MATERIAL SUPPLIED:
..............................
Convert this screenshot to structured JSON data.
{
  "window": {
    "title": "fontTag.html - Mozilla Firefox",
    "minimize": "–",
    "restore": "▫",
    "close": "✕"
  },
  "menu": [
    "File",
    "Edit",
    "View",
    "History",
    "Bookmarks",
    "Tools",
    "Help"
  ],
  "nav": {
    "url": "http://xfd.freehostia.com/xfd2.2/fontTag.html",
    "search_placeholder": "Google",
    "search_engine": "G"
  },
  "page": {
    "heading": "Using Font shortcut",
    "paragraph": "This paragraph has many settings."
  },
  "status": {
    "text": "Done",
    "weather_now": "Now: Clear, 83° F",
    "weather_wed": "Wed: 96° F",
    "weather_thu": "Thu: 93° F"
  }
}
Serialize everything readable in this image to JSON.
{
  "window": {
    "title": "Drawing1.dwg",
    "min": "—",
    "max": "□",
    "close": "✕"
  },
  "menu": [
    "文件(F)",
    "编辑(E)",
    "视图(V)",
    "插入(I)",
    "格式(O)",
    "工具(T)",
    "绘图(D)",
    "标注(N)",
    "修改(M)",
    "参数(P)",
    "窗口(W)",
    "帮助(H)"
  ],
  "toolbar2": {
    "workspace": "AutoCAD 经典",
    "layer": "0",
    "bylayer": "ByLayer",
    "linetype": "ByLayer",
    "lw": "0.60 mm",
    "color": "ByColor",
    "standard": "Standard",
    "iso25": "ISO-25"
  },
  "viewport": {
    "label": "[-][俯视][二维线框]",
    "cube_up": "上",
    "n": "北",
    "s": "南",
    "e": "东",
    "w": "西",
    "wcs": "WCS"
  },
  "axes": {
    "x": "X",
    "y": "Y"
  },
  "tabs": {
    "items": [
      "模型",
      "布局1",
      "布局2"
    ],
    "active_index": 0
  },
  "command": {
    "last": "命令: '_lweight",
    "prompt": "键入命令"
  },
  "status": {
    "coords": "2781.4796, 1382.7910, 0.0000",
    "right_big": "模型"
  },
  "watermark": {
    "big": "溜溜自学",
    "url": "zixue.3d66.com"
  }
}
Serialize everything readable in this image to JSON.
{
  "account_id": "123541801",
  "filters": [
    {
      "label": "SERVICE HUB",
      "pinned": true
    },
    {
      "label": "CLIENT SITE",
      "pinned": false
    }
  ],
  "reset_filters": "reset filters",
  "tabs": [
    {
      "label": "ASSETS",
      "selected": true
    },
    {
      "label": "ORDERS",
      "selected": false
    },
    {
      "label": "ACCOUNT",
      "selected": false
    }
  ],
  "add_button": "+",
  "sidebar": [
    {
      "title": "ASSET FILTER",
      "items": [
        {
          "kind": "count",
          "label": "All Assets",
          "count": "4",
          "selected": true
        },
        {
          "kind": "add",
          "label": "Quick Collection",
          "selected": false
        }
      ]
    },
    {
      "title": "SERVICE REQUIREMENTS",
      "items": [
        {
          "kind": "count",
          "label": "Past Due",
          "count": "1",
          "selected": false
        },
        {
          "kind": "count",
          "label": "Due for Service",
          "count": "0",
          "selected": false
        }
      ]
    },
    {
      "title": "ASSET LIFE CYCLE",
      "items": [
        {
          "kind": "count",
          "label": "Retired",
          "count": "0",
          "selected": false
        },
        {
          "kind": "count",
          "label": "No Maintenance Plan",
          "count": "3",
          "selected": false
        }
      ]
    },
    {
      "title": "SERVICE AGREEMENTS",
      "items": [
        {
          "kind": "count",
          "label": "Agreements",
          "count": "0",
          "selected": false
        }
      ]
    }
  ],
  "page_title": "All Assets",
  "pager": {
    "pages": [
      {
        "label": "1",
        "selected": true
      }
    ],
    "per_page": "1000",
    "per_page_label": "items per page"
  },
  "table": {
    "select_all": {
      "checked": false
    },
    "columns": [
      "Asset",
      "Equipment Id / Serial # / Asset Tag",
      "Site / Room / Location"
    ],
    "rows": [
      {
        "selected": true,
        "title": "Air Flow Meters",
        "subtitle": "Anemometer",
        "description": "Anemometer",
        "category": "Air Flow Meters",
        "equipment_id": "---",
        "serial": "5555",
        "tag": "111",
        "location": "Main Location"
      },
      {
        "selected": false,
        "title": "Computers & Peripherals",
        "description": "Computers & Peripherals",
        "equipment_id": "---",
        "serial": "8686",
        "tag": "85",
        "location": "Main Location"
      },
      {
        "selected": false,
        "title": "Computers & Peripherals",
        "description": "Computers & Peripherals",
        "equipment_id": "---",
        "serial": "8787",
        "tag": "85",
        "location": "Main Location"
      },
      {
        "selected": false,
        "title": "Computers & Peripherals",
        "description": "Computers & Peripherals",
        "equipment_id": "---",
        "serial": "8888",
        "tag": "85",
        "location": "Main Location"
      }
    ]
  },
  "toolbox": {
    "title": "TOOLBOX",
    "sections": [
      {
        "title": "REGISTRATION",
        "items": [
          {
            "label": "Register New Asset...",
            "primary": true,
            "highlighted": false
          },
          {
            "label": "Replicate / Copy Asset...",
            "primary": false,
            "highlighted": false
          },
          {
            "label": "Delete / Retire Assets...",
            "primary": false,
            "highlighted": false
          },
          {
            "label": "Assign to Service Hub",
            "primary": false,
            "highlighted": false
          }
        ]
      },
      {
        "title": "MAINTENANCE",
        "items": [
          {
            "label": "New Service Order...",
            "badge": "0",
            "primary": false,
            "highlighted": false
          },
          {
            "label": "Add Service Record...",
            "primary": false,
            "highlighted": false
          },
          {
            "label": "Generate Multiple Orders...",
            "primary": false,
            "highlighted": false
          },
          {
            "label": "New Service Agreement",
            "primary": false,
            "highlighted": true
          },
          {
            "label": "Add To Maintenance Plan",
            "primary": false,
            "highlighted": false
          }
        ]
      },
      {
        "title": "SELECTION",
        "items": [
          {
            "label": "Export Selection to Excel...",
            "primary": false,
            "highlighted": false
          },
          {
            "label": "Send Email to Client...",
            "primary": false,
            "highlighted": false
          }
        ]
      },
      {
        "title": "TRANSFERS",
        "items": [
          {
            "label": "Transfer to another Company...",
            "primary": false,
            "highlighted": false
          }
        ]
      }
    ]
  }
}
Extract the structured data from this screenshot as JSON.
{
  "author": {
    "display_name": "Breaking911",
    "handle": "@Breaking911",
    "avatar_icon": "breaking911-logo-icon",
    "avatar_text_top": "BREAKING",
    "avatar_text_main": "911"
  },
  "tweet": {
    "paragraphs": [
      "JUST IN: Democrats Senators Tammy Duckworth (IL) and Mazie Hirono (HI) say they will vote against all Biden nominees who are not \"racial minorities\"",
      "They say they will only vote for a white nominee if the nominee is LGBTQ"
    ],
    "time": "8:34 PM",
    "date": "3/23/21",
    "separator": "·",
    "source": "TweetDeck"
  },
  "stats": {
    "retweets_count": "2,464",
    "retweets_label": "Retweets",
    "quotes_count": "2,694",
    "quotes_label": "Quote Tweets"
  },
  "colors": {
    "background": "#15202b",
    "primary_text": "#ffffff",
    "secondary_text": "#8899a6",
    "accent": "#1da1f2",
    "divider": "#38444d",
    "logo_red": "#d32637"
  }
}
..............................
Compute the number of lines above that contain the string "fontTag". Reply with that value only.

RESPONSE TO THE TASK:
2